Work to complete :: State only the number of lines that include "ylabel".

(Structured figure records)

**********

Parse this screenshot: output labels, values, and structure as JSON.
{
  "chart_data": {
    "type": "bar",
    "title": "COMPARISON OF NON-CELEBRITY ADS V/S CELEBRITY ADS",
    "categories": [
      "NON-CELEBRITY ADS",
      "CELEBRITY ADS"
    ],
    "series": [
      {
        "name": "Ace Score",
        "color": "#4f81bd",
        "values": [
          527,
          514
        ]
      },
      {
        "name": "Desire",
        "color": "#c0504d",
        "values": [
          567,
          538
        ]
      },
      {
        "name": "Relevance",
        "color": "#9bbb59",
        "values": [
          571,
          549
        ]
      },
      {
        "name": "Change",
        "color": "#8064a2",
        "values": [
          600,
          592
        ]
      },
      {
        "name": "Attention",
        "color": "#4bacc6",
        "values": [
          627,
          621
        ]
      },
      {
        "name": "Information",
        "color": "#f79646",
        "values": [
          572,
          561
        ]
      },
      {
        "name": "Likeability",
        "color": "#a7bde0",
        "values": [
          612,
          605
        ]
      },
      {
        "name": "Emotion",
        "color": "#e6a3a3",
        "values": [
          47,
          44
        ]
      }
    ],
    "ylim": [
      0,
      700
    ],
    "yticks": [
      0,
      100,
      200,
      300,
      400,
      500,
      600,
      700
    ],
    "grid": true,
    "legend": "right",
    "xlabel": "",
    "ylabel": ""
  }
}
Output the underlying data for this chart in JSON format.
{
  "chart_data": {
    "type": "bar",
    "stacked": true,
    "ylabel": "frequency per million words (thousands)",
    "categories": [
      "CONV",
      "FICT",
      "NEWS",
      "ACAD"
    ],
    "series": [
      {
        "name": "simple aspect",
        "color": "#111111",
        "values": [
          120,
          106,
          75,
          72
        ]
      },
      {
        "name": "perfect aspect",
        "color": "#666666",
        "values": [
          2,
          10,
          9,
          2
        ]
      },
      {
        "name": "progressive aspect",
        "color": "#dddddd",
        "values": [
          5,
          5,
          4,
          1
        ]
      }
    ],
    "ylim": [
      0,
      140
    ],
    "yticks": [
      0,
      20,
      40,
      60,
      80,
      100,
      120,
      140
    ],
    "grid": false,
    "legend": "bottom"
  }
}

**********

Problem solution :: 2